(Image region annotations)
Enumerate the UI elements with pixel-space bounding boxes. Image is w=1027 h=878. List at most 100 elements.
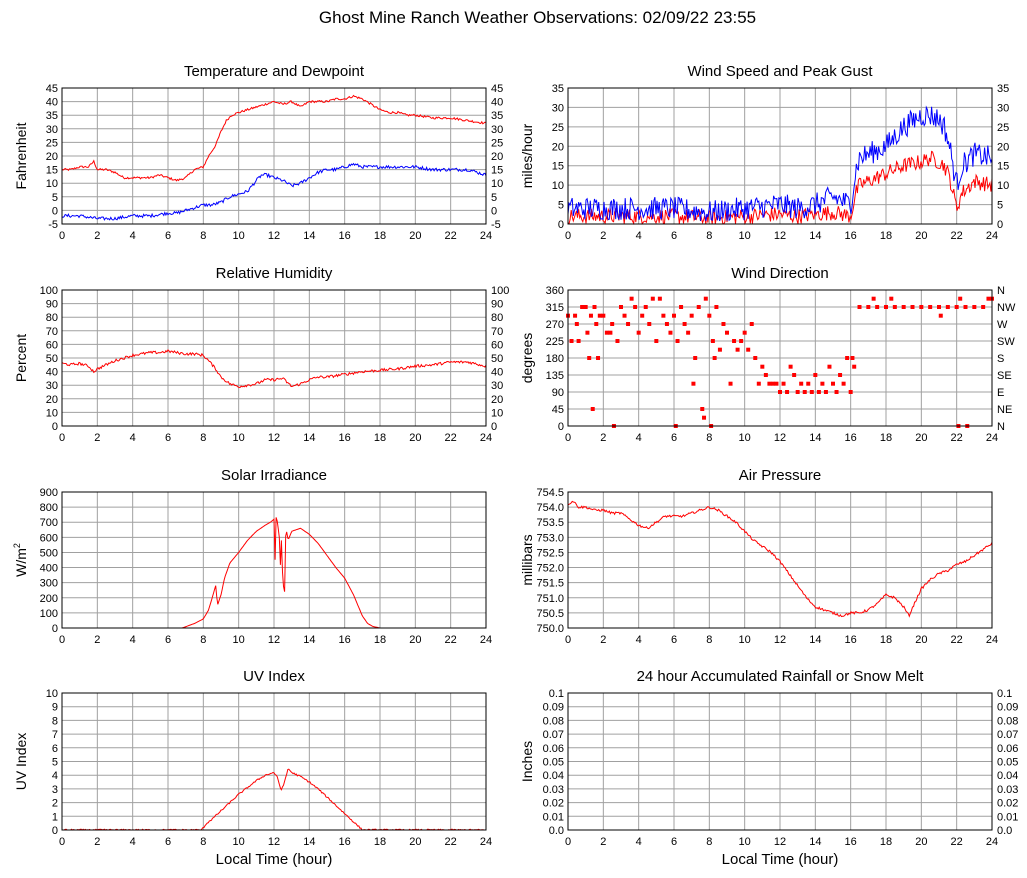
y-axis-label: miles/hour: [519, 123, 535, 188]
y-tick-label: 900: [40, 487, 58, 499]
direction-marker: [981, 305, 986, 309]
direction-marker: [725, 330, 729, 335]
right-y-tick-label: 10: [997, 180, 1009, 192]
chart-title: Relative Humidity: [216, 265, 333, 282]
x-tick-label: 10: [739, 836, 751, 848]
x-tick-label: 10: [233, 634, 245, 646]
chart-title: Temperature and Dewpoint: [184, 63, 365, 80]
y-tick-label: 10: [46, 407, 58, 419]
y-axis-label: W/m2: [12, 543, 29, 577]
y-tick-label: 5: [52, 757, 58, 769]
direction-marker: [710, 339, 715, 343]
y-axis-label: Percent: [13, 334, 29, 382]
right-y-tick-label: 20: [491, 151, 503, 163]
x-tick-label: 14: [809, 836, 821, 848]
direction-marker: [590, 407, 595, 411]
x-tick-label: 14: [303, 634, 315, 646]
y-tick-label: 270: [546, 319, 564, 331]
right-y-tick-label: 5: [997, 200, 1003, 212]
direction-marker: [813, 373, 818, 377]
right-y-tick-label: -5: [491, 219, 501, 231]
x-tick-label: 16: [339, 230, 351, 242]
x-tick-label: 0: [565, 634, 571, 646]
y-tick-label: 360: [546, 285, 564, 297]
x-tick-label: 6: [165, 836, 171, 848]
direction-marker: [875, 305, 880, 309]
right-y-tick-label: 70: [491, 326, 503, 338]
chart-rh: 0 2 4 6 8 10 12 14 16 18 20 22 240102030405060708090…: [13, 265, 509, 444]
x-tick-label: 12: [774, 634, 786, 646]
x-axis-label: Local Time (hour): [722, 851, 839, 868]
x-tick-label: 20: [915, 230, 927, 242]
plot-frame: [61, 87, 487, 225]
x-tick-label: 2: [600, 634, 606, 646]
direction-marker: [788, 364, 793, 369]
x-tick-label: 16: [845, 432, 857, 444]
right-y-tick-label: 0: [997, 219, 1003, 231]
y-tick-label: 400: [40, 563, 58, 575]
direction-marker: [919, 305, 924, 309]
series-line-0: [61, 349, 487, 389]
direction-marker: [679, 305, 684, 309]
x-tick-label: 16: [845, 634, 857, 646]
direction-marker: [781, 381, 786, 386]
direction-marker: [640, 313, 645, 318]
direction-marker: [728, 381, 733, 386]
direction-marker: [820, 381, 825, 386]
y-tick-label: 30: [552, 102, 564, 114]
direction-marker: [569, 339, 574, 343]
direction-marker: [721, 322, 726, 326]
x-tick-label: 24: [480, 432, 492, 444]
plot-frame: [567, 692, 993, 831]
direction-marker: [889, 296, 894, 301]
direction-marker: [629, 296, 634, 301]
y-tick-label: 180: [546, 353, 564, 365]
x-tick-label: 16: [845, 230, 857, 242]
chart-title: Air Pressure: [739, 467, 822, 484]
direction-marker: [806, 381, 811, 386]
direction-marker: [615, 339, 620, 343]
right-y-tick-label: N: [997, 421, 1005, 433]
x-tick-label: 20: [915, 634, 927, 646]
right-y-tick-label: SE: [997, 370, 1012, 382]
y-tick-label: 2: [52, 798, 58, 810]
y-tick-label: 60: [46, 339, 58, 351]
right-y-tick-label: 0.05: [997, 757, 1018, 769]
direction-marker: [834, 390, 839, 394]
y-tick-label: 70: [46, 326, 58, 338]
direction-marker: [597, 313, 602, 318]
x-tick-label: 0: [59, 836, 65, 848]
x-tick-label: 16: [339, 634, 351, 646]
chart-rain: 0 2 4 6 8 10 12 14 16 18 20 22 240.00.010.020.030.04…: [519, 668, 1018, 868]
x-tick-label: 16: [339, 836, 351, 848]
x-tick-label: 6: [671, 432, 677, 444]
chart-title: UV Index: [243, 668, 305, 685]
x-tick-label: 8: [200, 230, 206, 242]
direction-marker: [901, 305, 906, 309]
x-tick-label: 6: [165, 230, 171, 242]
direction-marker: [739, 339, 744, 343]
direction-marker: [696, 305, 701, 309]
direction-marker: [857, 305, 862, 309]
x-tick-label: 18: [374, 230, 386, 242]
y-tick-label: 25: [46, 137, 58, 149]
y-tick-label: 40: [46, 367, 58, 379]
right-y-tick-label: 5: [491, 192, 497, 204]
right-y-tick-label: 90: [491, 299, 503, 311]
x-tick-label: 18: [880, 634, 892, 646]
right-y-tick-label: 30: [491, 124, 503, 136]
x-tick-label: 12: [774, 230, 786, 242]
direction-marker: [622, 313, 627, 318]
y-tick-label: 751.0: [536, 593, 564, 605]
direction-marker: [799, 381, 804, 386]
direction-marker: [756, 381, 761, 386]
x-tick-label: 4: [636, 230, 642, 242]
right-y-tick-label: 0.06: [997, 743, 1018, 755]
right-y-tick-label: 25: [491, 137, 503, 149]
direction-marker: [910, 305, 915, 309]
x-tick-label: 22: [951, 836, 963, 848]
x-tick-label: 18: [880, 432, 892, 444]
y-tick-label: 25: [552, 122, 564, 134]
x-tick-label: 10: [233, 230, 245, 242]
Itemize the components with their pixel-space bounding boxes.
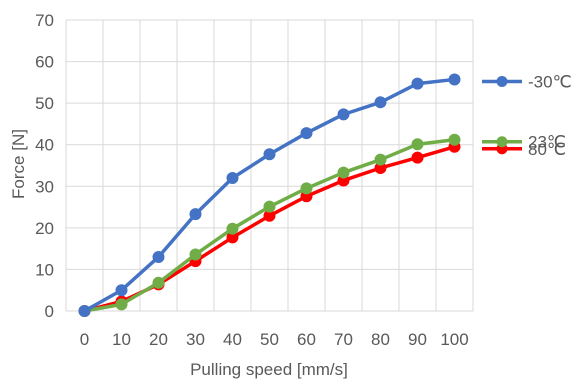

• _The exercise_: Please rewrite the material above as a JSON list of strings, one string for each line, leaving out blank lines and the pictures.

• _The output_:
[
  "Enumerate the UI elements with pixel-space bounding boxes. Image is w=1027 h=878. List at most 100 elements.",
  "y-axis-label: miles/hour: [519, 123, 535, 188]",
  "y-tick-label: 900: [40, 487, 58, 499]",
  "direction-marker: [981, 305, 986, 309]",
  "direction-marker: [725, 330, 729, 335]",
  "right-y-tick-label: 10: [997, 180, 1009, 192]",
  "chart-title: Relative Humidity: [216, 265, 333, 282]",
  "x-tick-label: 10: [739, 836, 751, 848]",
  "x-tick-label: 10: [233, 634, 245, 646]",
  "chart-title: Temperature and Dewpoint: [184, 63, 365, 80]",
  "y-tick-label: 10: [46, 407, 58, 419]",
  "y-axis-label: W/m2: [12, 543, 29, 577]",
  "y-tick-label: 5: [52, 757, 58, 769]",
  "direction-marker: [710, 339, 715, 343]",
  "y-axis-label: Percent: [13, 334, 29, 382]",
  "right-y-tick-label: 20: [491, 151, 503, 163]",
  "x-tick-label: 14: [809, 836, 821, 848]",
  "direction-marker: [590, 407, 595, 411]",
  "x-tick-label: 14: [303, 634, 315, 646]",
  "y-tick-label: 270: [546, 319, 564, 331]",
  "right-y-tick-label: 5: [997, 200, 1003, 212]",
  "direction-marker: [813, 373, 818, 377]",
  "right-y-tick-label: -5: [491, 219, 501, 231]",
  "x-tick-label: 16: [339, 230, 351, 242]",
  "x-tick-label: 0: [565, 634, 571, 646]",
  "y-tick-label: 360: [546, 285, 564, 297]",
  "x-tick-label: 6: [165, 836, 171, 848]",
  "direction-marker: [875, 305, 880, 309]",
  "right-y-tick-label: 70: [491, 326, 503, 338]",
  "chart-rh: 0 2 4 6 8 10 12 14 16 18 20 22 240102030405060708090…: [13, 265, 509, 444]",
  "x-tick-label: 12: [774, 634, 786, 646]",
  "x-axis-label: Local Time (hour): [722, 851, 839, 868]",
  "x-tick-label: 20: [915, 230, 927, 242]",
  "plot-frame: [61, 87, 487, 225]",
  "x-tick-label: 2: [600, 634, 606, 646]",
  "direction-marker: [788, 364, 793, 369]",
  "x-tick-label: 16: [845, 432, 857, 444]",
  "right-y-tick-label: 0: [997, 219, 1003, 231]",
  "y-tick-label: 400: [40, 563, 58, 575]",
  "direction-marker: [919, 305, 924, 309]",
  "series-line-0: [61, 349, 487, 389]",
  "direction-marker: [679, 305, 684, 309]",
  "x-tick-label: 16: [845, 634, 857, 646]",
  "direction-marker: [781, 381, 786, 386]",
  "direction-marker: [640, 313, 645, 318]",
  "direction-marker: [728, 381, 733, 386]",
  "direction-marker: [820, 381, 825, 386]",
  "y-tick-label: 30: [552, 102, 564, 114]",
  "direction-marker: [569, 339, 574, 343]",
  "direction-marker: [721, 322, 726, 326]",
  "x-tick-label: 24: [480, 432, 492, 444]",
  "plot-frame: [567, 692, 993, 831]",
  "direction-marker: [889, 296, 894, 301]",
  "direction-marker: [629, 296, 634, 301]",
  "y-tick-label: 180: [546, 353, 564, 365]",
  "x-tick-label: 16: [845, 230, 857, 242]",
  "chart-title: Air Pressure: [739, 467, 822, 484]",
  "direction-marker: [806, 381, 811, 386]",
  "direction-marker: [615, 339, 620, 343]",
  "right-y-tick-label: N: [997, 421, 1005, 433]",
  "x-tick-label: 20: [915, 634, 927, 646]",
  "right-y-tick-label: SE: [997, 370, 1012, 382]",
  "y-tick-label: 2: [52, 798, 58, 810]",
  "y-tick-label: 60: [46, 339, 58, 351]",
  "right-y-tick-label: 0.05: [997, 757, 1018, 769]",
  "direction-marker: [834, 390, 839, 394]",
  "y-tick-label: 70: [46, 326, 58, 338]",
  "direction-marker: [597, 313, 602, 318]",
  "x-tick-label: 0: [59, 836, 65, 848]",
  "x-tick-label: 16: [339, 634, 351, 646]",
  "chart-rain: 0 2 4 6 8 10 12 14 16 18 20 22 240.00.010.020.030.04…: [519, 668, 1018, 868]",
  "x-tick-label: 16: [339, 836, 351, 848]",
  "x-tick-label: 6: [671, 432, 677, 444]",
  "chart-title: UV Index: [243, 668, 305, 685]",
  "x-tick-label: 8: [200, 230, 206, 242]",
  "direction-marker: [901, 305, 906, 309]",
  "x-tick-label: 6: [165, 230, 171, 242]",
  "direction-marker: [739, 339, 744, 343]",
  "direction-marker: [696, 305, 701, 309]",
  "direction-marker: [857, 305, 862, 309]",
  "x-tick-label: 18: [374, 230, 386, 242]",
  "y-tick-label: 25: [46, 137, 58, 149]",
  "y-tick-label: 40: [46, 367, 58, 379]",
  "right-y-tick-label: 5: [491, 192, 497, 204]",
  "right-y-tick-label: 90: [491, 299, 503, 311]",
  "x-tick-label: 18: [880, 634, 892, 646]",
  "right-y-tick-label: 30: [491, 124, 503, 136]",
  "x-tick-label: 12: [774, 230, 786, 242]",
  "direction-marker: [622, 313, 627, 318]",
  "y-tick-label: 751.0: [536, 593, 564, 605]",
  "direction-marker: [799, 381, 804, 386]",
  "direction-marker: [756, 381, 761, 386]",
  "x-tick-label: 4: [636, 230, 642, 242]",
  "right-y-tick-label: 0.06: [997, 743, 1018, 755]",
  "right-y-tick-label: 25: [491, 137, 503, 149]",
  "direction-marker: [910, 305, 915, 309]",
  "x-tick-label: 22: [951, 836, 963, 848]",
  "x-tick-label: 18: [880, 432, 892, 444]",
  "y-tick-label: 25: [552, 122, 564, 134]",
  "x-tick-label: 10: [233, 230, 245, 242]",
  "Itemize the components with their pixel-space bounding boxes."
]